Figure out how many lines of the material below contain the word "classifier". Answer with the number only.

(Recorded data)
--

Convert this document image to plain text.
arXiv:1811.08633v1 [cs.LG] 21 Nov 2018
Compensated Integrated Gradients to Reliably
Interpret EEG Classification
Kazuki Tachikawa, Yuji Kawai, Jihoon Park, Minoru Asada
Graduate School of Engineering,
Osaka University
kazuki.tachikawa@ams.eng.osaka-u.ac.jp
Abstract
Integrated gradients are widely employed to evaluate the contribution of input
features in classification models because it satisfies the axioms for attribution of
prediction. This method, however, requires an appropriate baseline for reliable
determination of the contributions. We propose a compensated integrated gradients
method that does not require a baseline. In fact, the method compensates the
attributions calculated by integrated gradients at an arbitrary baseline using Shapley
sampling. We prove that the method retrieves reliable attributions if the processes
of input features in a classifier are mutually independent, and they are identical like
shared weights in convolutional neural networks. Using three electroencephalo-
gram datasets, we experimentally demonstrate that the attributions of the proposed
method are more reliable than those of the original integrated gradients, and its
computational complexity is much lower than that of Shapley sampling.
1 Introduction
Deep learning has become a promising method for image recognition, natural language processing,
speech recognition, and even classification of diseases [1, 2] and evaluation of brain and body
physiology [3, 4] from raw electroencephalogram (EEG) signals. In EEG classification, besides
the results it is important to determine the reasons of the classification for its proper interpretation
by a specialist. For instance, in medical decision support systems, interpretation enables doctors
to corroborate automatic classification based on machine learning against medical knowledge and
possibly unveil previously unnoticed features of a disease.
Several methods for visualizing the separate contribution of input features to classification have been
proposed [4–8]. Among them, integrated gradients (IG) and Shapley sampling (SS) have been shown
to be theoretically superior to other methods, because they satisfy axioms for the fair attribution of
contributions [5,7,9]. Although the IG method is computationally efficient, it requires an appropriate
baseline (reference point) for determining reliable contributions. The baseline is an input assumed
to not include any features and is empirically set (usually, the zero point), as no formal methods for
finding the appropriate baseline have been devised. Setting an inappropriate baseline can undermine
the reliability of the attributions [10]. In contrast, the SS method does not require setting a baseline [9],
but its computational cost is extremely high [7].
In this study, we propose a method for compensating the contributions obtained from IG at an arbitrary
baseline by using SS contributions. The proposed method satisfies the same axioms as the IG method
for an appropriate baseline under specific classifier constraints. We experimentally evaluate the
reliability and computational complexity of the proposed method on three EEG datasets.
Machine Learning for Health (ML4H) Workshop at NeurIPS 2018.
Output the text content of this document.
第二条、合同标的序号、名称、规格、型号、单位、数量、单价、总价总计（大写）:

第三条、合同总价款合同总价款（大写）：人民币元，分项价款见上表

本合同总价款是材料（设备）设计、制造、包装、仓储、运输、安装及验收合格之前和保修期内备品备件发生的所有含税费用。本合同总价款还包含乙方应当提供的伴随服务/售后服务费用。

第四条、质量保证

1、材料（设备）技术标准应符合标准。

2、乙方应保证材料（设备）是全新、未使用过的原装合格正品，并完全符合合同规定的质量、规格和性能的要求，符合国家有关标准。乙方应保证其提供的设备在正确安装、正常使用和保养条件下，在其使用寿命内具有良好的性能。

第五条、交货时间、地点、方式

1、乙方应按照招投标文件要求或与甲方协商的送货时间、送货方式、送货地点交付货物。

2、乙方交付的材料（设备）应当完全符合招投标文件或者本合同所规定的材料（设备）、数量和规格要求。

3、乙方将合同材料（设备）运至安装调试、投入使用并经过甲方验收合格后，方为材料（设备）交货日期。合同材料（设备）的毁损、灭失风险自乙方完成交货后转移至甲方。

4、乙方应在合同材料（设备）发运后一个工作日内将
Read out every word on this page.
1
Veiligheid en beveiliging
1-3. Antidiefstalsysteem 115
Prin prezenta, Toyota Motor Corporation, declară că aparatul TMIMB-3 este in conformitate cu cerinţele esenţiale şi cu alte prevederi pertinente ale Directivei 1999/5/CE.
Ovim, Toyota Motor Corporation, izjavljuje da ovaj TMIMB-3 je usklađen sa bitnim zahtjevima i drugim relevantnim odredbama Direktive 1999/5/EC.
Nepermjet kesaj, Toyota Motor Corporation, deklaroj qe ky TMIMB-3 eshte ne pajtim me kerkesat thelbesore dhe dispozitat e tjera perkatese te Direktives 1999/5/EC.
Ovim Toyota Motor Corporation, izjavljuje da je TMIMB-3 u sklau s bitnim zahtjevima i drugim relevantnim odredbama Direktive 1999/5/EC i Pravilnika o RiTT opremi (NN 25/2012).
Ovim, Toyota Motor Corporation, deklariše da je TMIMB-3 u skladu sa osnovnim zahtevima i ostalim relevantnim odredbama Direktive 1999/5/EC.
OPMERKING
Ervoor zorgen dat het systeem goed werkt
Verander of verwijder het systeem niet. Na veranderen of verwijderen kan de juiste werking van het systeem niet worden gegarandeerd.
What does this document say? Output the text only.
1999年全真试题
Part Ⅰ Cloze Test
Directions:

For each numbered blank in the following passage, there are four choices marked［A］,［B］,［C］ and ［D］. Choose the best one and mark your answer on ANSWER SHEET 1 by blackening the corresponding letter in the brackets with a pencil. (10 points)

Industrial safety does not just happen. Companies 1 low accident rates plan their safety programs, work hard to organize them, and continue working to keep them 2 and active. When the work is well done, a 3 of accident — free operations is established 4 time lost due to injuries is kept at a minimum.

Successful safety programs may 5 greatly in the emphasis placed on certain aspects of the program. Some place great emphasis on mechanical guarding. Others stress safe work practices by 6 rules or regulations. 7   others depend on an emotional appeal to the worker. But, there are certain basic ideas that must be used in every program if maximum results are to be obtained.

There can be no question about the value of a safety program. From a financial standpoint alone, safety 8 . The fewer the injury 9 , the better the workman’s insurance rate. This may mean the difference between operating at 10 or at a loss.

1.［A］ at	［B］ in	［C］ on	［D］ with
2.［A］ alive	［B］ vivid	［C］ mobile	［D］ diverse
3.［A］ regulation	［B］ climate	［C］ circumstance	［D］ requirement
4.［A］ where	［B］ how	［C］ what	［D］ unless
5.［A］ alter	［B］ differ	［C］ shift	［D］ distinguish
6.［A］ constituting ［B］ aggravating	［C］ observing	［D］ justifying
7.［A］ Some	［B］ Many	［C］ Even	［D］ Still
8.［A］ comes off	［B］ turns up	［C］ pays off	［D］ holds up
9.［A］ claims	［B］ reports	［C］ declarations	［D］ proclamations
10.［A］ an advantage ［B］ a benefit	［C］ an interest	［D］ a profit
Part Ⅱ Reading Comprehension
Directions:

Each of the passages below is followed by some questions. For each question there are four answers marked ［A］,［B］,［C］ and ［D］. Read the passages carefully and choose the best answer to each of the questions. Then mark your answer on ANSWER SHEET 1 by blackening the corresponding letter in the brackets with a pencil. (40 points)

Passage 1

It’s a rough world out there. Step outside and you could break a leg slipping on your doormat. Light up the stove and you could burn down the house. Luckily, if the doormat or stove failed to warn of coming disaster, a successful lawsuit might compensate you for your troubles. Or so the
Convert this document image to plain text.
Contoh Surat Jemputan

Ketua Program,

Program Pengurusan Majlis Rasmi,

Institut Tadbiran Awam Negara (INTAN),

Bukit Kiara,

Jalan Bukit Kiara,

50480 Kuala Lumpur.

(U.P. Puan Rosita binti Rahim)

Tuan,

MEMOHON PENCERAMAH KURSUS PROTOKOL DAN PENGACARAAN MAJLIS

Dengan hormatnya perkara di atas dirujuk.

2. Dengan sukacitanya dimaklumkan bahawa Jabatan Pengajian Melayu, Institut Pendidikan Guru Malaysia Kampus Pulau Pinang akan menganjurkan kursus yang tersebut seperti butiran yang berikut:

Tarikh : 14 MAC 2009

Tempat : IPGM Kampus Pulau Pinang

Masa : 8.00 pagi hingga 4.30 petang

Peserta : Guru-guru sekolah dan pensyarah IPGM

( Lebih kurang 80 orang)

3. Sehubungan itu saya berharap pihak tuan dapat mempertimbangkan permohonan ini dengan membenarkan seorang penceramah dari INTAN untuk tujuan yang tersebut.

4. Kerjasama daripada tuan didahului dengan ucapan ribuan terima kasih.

--

Finished task
2